Exercise instructions:
Scan the entries below and extract each line with the word "first" in it.
***** Dataset records
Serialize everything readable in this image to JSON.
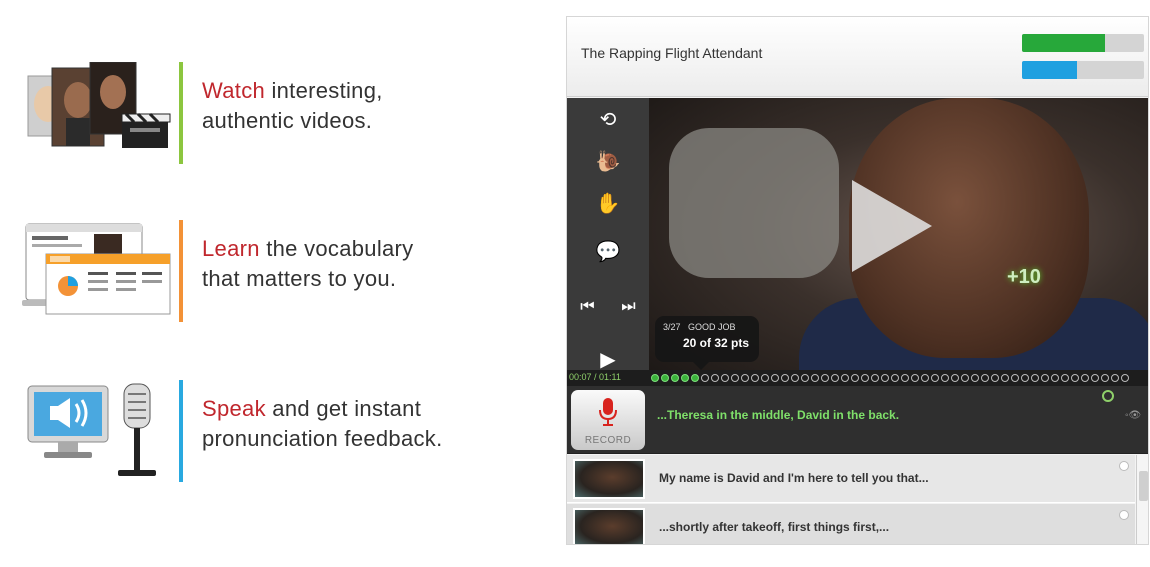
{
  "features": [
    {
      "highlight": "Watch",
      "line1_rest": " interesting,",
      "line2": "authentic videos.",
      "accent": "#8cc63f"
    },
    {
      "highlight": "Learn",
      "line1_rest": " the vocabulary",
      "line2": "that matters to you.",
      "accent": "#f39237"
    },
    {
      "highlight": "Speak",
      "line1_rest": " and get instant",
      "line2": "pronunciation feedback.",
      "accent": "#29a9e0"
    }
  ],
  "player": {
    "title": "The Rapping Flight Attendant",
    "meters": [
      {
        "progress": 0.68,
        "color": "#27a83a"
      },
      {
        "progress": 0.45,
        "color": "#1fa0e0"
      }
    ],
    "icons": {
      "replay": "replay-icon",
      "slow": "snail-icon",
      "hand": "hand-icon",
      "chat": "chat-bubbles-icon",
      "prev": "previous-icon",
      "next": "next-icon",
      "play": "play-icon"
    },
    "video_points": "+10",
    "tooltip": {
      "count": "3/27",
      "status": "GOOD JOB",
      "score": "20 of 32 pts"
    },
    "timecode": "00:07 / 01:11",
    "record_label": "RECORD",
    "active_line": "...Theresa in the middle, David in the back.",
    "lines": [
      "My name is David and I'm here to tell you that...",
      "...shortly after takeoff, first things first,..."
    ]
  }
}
**********
***** Dataset records
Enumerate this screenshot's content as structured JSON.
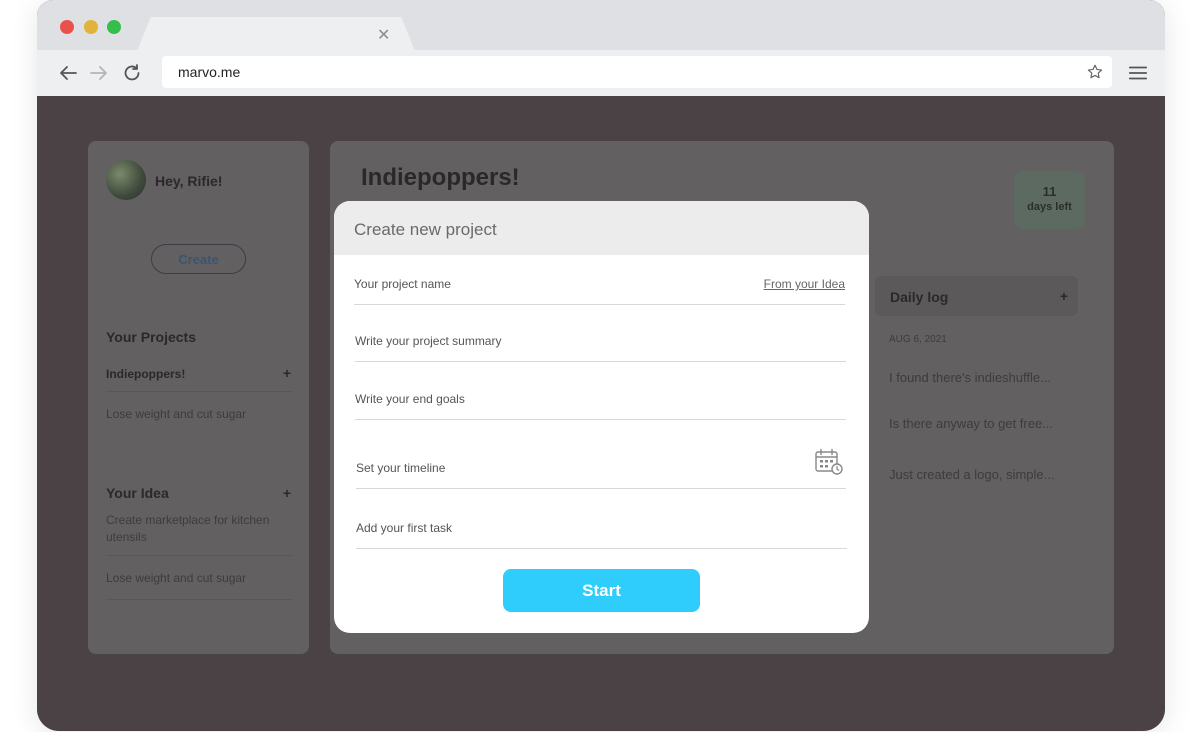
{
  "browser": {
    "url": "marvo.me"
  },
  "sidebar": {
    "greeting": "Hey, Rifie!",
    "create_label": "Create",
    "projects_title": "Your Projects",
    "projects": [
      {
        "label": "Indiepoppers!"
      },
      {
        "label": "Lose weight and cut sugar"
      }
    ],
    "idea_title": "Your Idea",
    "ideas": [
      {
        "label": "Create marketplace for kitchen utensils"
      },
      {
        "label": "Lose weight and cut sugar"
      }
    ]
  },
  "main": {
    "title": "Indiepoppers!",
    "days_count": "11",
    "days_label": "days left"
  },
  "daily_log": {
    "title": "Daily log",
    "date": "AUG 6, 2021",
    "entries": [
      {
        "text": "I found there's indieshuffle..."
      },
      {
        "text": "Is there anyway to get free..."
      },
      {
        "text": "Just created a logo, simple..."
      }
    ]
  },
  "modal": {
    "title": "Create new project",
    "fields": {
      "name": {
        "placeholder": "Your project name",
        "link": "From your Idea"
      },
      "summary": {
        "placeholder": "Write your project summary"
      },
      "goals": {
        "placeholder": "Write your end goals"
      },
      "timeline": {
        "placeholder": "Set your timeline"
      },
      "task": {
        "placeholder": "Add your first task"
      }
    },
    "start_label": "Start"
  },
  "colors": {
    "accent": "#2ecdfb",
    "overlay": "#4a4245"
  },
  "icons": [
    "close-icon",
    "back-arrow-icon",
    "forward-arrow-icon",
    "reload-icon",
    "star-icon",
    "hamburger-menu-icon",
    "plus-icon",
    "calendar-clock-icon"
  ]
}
**********
Response to the task:
      "...shortly after takeoff, first things first,..."
        "placeholder": "Add your first task"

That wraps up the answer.